--- Exercise directions ---
When copying the entries below, leave out every picture and keep the rest exact.

****************

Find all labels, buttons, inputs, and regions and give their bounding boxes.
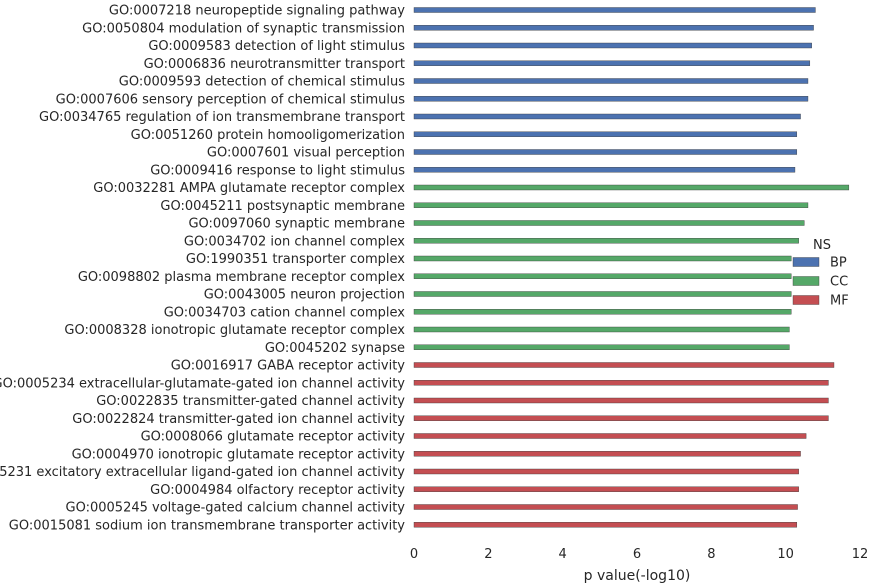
x-tick-label-8: 8 — [707, 547, 715, 562]
bar-26 — [413, 451, 801, 457]
x-tick-label-12: 12 — [852, 547, 869, 562]
bar-22 — [413, 380, 829, 386]
legend: NS BP CC MF — [792, 238, 849, 309]
bar-6 — [413, 96, 809, 102]
category-label-10: GO:0009416 response to light stimulus — [150, 163, 405, 178]
bar-7 — [413, 113, 801, 120]
bar-19 — [413, 326, 790, 333]
bar-14 — [413, 238, 799, 244]
legend-label-bp: BP — [830, 256, 847, 271]
legend-swatch-cc — [792, 276, 820, 286]
legend-label-mf: MF — [830, 294, 849, 309]
legend-swatch-bp — [792, 257, 820, 267]
x-tick-label-0: 0 — [410, 547, 418, 562]
category-label-22: GO:0005234 extracellular-glutamate-gated… — [0, 376, 405, 391]
category-label-16: GO:0098802 plasma membrane receptor comp… — [78, 270, 405, 285]
category-label-25: GO:0008066 glutamate receptor activity — [141, 430, 406, 445]
category-label-27: GO:0005231 excitatory extracellular liga… — [0, 465, 405, 480]
bar-3 — [413, 42, 812, 49]
bar-29 — [413, 504, 798, 510]
category-label-11: GO:0032281 AMPA glutamate receptor compl… — [93, 181, 405, 196]
category-label-29: GO:0005245 voltage-gated calcium channel… — [66, 501, 406, 516]
category-label-1: GO:0007218 neuropeptide signaling pathwa… — [109, 4, 405, 19]
bar-9 — [413, 149, 798, 155]
bar-27 — [413, 468, 799, 475]
bar-8 — [413, 131, 798, 137]
bar-30 — [413, 522, 798, 528]
category-label-7: GO:0034765 regulation of ion transmembra… — [39, 110, 405, 125]
x-tick-label-4: 4 — [559, 547, 567, 562]
bar-12 — [413, 202, 809, 208]
bar-11 — [413, 184, 850, 191]
bar-2 — [413, 25, 814, 31]
bar-15 — [413, 255, 792, 262]
legend-swatch-mf — [792, 295, 820, 305]
category-label-8: GO:0051260 protein homooligomerization — [131, 128, 405, 143]
x-tick-label-10: 10 — [777, 547, 794, 562]
category-label-17: GO:0043005 neuron projection — [204, 288, 405, 303]
x-axis-label: p value(-log10) — [584, 568, 691, 584]
category-label-21: GO:0016917 GABA receptor activity — [171, 359, 406, 374]
category-label-6: GO:0007606 sensory perception of chemica… — [56, 92, 406, 107]
bar-13 — [413, 220, 805, 226]
bar-18 — [413, 309, 792, 315]
category-label-5: GO:0009593 detection of chemical stimulu… — [119, 75, 405, 90]
category-label-18: GO:0034703 cation channel complex — [164, 305, 406, 320]
category-label-23: GO:0022835 transmitter-gated channel act… — [96, 394, 405, 409]
x-tick-label-2: 2 — [484, 547, 492, 562]
bar-20 — [413, 344, 790, 350]
bar-25 — [413, 433, 807, 439]
category-label-9: GO:0007601 visual perception — [207, 146, 405, 161]
bar-5 — [413, 78, 809, 84]
bar-10 — [413, 167, 796, 173]
category-label-30: GO:0015081 sodium ion transmembrane tran… — [9, 518, 405, 533]
category-label-15: GO:1990351 transporter complex — [186, 252, 405, 267]
category-label-28: GO:0004984 olfactory receptor activity — [150, 483, 405, 498]
bar-23 — [413, 397, 829, 404]
category-label-24: GO:0022824 transmitter-gated ion channel… — [72, 412, 405, 427]
category-label-14: GO:0034702 ion channel complex — [184, 234, 405, 249]
category-label-3: GO:0009583 detection of light stimulus — [148, 39, 405, 54]
category-label-4: GO:0006836 neurotransmitter transport — [144, 57, 405, 72]
category-label-13: GO:0097060 synaptic membrane — [188, 217, 405, 232]
category-label-26: GO:0004970 ionotropic glutamate receptor… — [72, 447, 406, 462]
category-label-2: GO:0050804 modulation of synaptic transm… — [82, 21, 405, 36]
bar-28 — [413, 486, 799, 492]
category-label-19: GO:0008328 ionotropic glutamate receptor… — [64, 323, 405, 338]
bar-16 — [413, 273, 792, 279]
category-label-20: GO:0045202 synapse — [265, 341, 405, 356]
legend-title: NS — [813, 238, 831, 253]
bar-24 — [413, 415, 829, 421]
bar-4 — [413, 60, 811, 66]
x-tick-label-6: 6 — [633, 547, 641, 562]
bar-1 — [413, 7, 816, 13]
bar-17 — [413, 291, 792, 297]
legend-label-cc: CC — [830, 275, 848, 290]
bar-21 — [413, 362, 835, 368]
category-label-12: GO:0045211 postsynaptic membrane — [160, 199, 405, 214]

****************

--- Your solution ---
Find all labels, buttons, inputs, and regions and give their bounding boxes.
x-tick-label-8: 8 — [707, 547, 715, 562]
bar-26 — [413, 451, 801, 457]
x-tick-label-12: 12 — [852, 547, 869, 562]
bar-22 — [413, 380, 829, 386]
legend: NS BP CC MF — [792, 238, 849, 309]
bar-6 — [413, 96, 809, 102]
category-label-10: GO:0009416 response to light stimulus — [150, 163, 405, 178]
bar-7 — [413, 113, 801, 120]
bar-19 — [413, 326, 790, 333]
bar-14 — [413, 238, 799, 244]
legend-label-bp: BP — [830, 256, 847, 271]
legend-swatch-cc — [792, 276, 820, 286]
legend-label-mf: MF — [830, 294, 849, 309]
legend-swatch-bp — [792, 257, 820, 267]
x-tick-label-0: 0 — [410, 547, 418, 562]
category-label-22: GO:0005234 extracellular-glutamate-gated… — [0, 376, 405, 391]
category-label-16: GO:0098802 plasma membrane receptor comp… — [78, 270, 405, 285]
category-label-25: GO:0008066 glutamate receptor activity — [141, 430, 406, 445]
category-label-27: GO:0005231 excitatory extracellular liga… — [0, 465, 405, 480]
bar-3 — [413, 42, 812, 49]
bar-29 — [413, 504, 798, 510]
category-label-11: GO:0032281 AMPA glutamate receptor compl… — [93, 181, 405, 196]
category-label-29: GO:0005245 voltage-gated calcium channel… — [66, 501, 406, 516]
category-label-1: GO:0007218 neuropeptide signaling pathwa… — [109, 4, 405, 19]
bar-9 — [413, 149, 798, 155]
bar-27 — [413, 468, 799, 475]
bar-8 — [413, 131, 798, 137]
bar-30 — [413, 522, 798, 528]
category-label-7: GO:0034765 regulation of ion transmembra… — [39, 110, 405, 125]
x-tick-label-4: 4 — [559, 547, 567, 562]
bar-12 — [413, 202, 809, 208]
bar-11 — [413, 184, 850, 191]
bar-2 — [413, 25, 814, 31]
bar-15 — [413, 255, 792, 262]
legend-swatch-mf — [792, 295, 820, 305]
category-label-8: GO:0051260 protein homooligomerization — [131, 128, 405, 143]
x-tick-label-10: 10 — [777, 547, 794, 562]
category-label-17: GO:0043005 neuron projection — [204, 288, 405, 303]
x-axis-label: p value(-log10) — [584, 568, 691, 584]
category-label-21: GO:0016917 GABA receptor activity — [171, 359, 406, 374]
category-label-6: GO:0007606 sensory perception of chemica… — [56, 92, 406, 107]
bar-13 — [413, 220, 805, 226]
bar-18 — [413, 309, 792, 315]
category-label-5: GO:0009593 detection of chemical stimulu… — [119, 75, 405, 90]
category-label-18: GO:0034703 cation channel complex — [164, 305, 406, 320]
category-label-23: GO:0022835 transmitter-gated channel act… — [96, 394, 405, 409]
x-tick-label-2: 2 — [484, 547, 492, 562]
bar-20 — [413, 344, 790, 350]
bar-25 — [413, 433, 807, 439]
category-label-9: GO:0007601 visual perception — [207, 146, 405, 161]
bar-5 — [413, 78, 809, 84]
bar-10 — [413, 167, 796, 173]
category-label-30: GO:0015081 sodium ion transmembrane tran… — [9, 518, 405, 533]
category-label-15: GO:1990351 transporter complex — [186, 252, 405, 267]
category-label-28: GO:0004984 olfactory receptor activity — [150, 483, 405, 498]
bar-23 — [413, 397, 829, 404]
category-label-24: GO:0022824 transmitter-gated ion channel… — [72, 412, 405, 427]
category-label-14: GO:0034702 ion channel complex — [184, 234, 405, 249]
category-label-3: GO:0009583 detection of light stimulus — [148, 39, 405, 54]
category-label-4: GO:0006836 neurotransmitter transport — [144, 57, 405, 72]
category-label-13: GO:0097060 synaptic membrane — [188, 217, 405, 232]
category-label-26: GO:0004970 ionotropic glutamate receptor… — [72, 447, 406, 462]
category-label-2: GO:0050804 modulation of synaptic transm… — [82, 21, 405, 36]
bar-28 — [413, 486, 799, 492]
category-label-19: GO:0008328 ionotropic glutamate receptor… — [64, 323, 405, 338]
bar-16 — [413, 273, 792, 279]
category-label-20: GO:0045202 synapse — [265, 341, 405, 356]
legend-title: NS — [813, 238, 831, 253]
bar-24 — [413, 415, 829, 421]
bar-4 — [413, 60, 811, 66]
x-tick-label-6: 6 — [633, 547, 641, 562]
bar-1 — [413, 7, 816, 13]
bar-17 — [413, 291, 792, 297]
legend-label-cc: CC — [830, 275, 848, 290]
bar-21 — [413, 362, 835, 368]
category-label-12: GO:0045211 postsynaptic membrane — [160, 199, 405, 214]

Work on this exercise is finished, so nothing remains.